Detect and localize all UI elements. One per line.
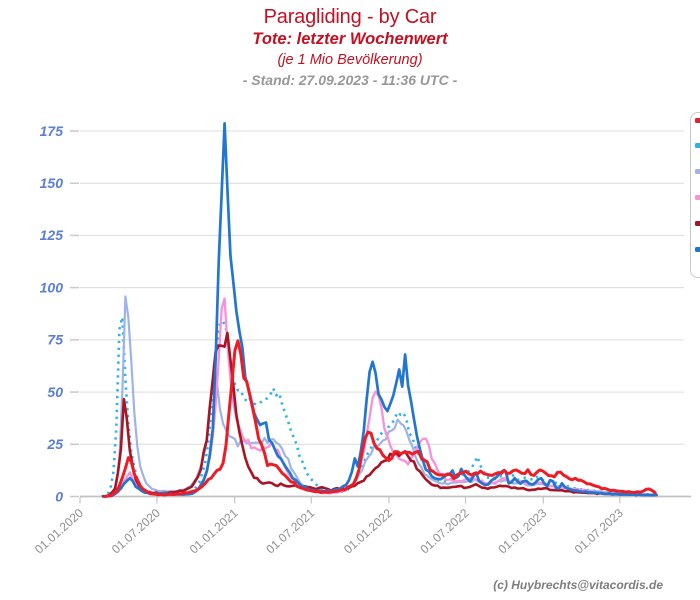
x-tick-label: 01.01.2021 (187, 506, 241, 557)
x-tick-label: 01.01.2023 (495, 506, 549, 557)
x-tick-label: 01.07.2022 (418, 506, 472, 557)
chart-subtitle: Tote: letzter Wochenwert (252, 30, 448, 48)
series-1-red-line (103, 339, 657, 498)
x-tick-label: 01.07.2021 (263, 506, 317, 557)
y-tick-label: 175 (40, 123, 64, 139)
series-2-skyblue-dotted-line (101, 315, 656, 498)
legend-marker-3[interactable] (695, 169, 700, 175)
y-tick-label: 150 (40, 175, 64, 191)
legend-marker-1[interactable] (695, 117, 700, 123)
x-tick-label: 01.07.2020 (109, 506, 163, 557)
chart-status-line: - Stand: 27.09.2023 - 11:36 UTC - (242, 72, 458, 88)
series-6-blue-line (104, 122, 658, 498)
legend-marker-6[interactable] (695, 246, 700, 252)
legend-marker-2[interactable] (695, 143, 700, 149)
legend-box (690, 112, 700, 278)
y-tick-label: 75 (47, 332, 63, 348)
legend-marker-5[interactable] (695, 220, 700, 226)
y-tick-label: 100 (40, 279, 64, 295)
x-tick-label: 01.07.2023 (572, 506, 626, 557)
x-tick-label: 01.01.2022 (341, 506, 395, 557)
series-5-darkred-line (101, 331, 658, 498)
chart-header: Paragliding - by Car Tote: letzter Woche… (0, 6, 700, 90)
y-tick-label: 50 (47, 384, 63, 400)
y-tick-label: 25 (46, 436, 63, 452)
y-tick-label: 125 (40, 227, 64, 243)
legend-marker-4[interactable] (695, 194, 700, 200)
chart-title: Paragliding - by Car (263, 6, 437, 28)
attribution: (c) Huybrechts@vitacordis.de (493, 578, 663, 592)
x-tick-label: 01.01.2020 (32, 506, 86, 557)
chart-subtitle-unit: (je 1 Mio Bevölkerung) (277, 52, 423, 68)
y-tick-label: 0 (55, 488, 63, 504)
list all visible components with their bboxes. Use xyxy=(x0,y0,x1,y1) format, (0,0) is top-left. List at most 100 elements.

--

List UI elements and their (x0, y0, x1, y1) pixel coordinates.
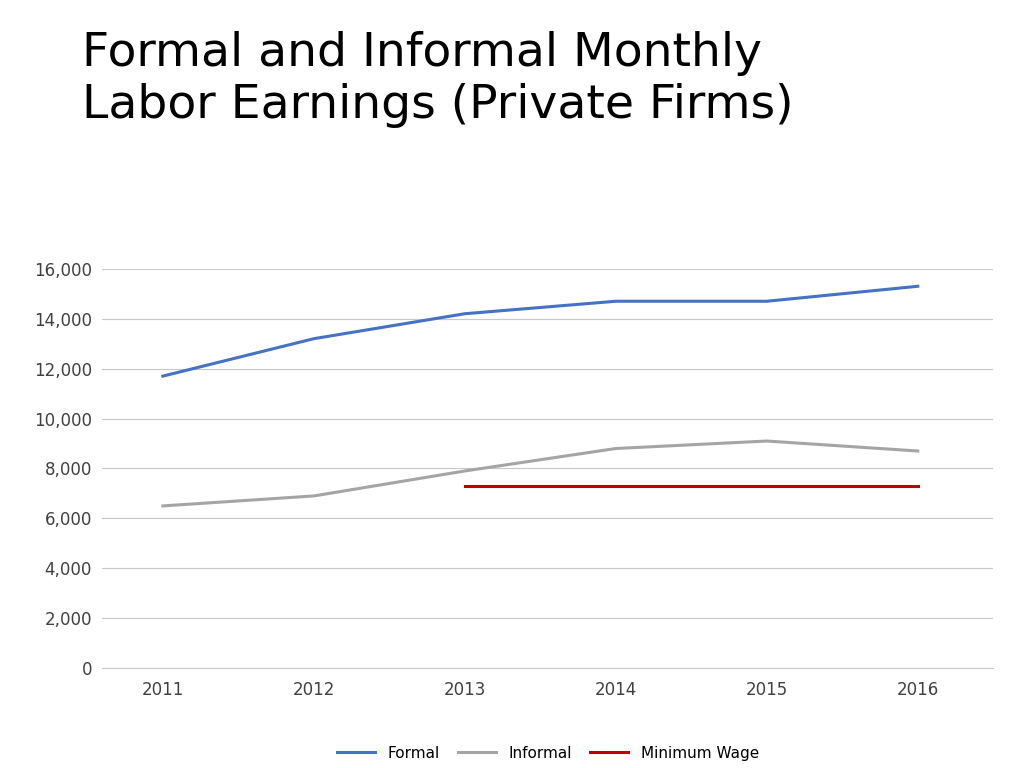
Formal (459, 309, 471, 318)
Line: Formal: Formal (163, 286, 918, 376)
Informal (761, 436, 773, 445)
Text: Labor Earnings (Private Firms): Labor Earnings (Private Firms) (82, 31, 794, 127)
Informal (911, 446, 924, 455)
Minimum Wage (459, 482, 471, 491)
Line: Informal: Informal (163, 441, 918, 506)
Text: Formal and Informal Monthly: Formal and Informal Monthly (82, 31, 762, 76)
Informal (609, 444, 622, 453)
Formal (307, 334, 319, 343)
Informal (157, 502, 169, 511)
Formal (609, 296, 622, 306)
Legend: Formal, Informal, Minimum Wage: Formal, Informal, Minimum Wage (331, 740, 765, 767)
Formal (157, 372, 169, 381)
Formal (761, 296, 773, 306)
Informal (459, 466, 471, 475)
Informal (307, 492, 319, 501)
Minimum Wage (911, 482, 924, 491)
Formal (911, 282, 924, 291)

WHAT TO WORK ON » Arrange everything from the line that contains "Formal (459, 309, 471, 318)" down to the line that contains "Minimum Wage (911, 482, 924, 491)", both included, as a JSON list of strings with one string per line and blank lines left out.

ANSWER TO THE EXERCISE »
[
  "Formal (459, 309, 471, 318)",
  "Line: Formal: Formal (163, 286, 918, 376)",
  "Informal (761, 436, 773, 445)",
  "Text: Labor Earnings (Private Firms): Labor Earnings (Private Firms) (82, 31, 794, 127)",
  "Informal (911, 446, 924, 455)",
  "Minimum Wage (459, 482, 471, 491)",
  "Line: Informal: Informal (163, 441, 918, 506)",
  "Text: Formal and Informal Monthly: Formal and Informal Monthly (82, 31, 762, 76)",
  "Informal (609, 444, 622, 453)",
  "Formal (307, 334, 319, 343)",
  "Informal (157, 502, 169, 511)",
  "Formal (609, 296, 622, 306)",
  "Legend: Formal, Informal, Minimum Wage: Formal, Informal, Minimum Wage (331, 740, 765, 767)",
  "Formal (157, 372, 169, 381)",
  "Formal (761, 296, 773, 306)",
  "Informal (459, 466, 471, 475)",
  "Informal (307, 492, 319, 501)",
  "Minimum Wage (911, 482, 924, 491)"
]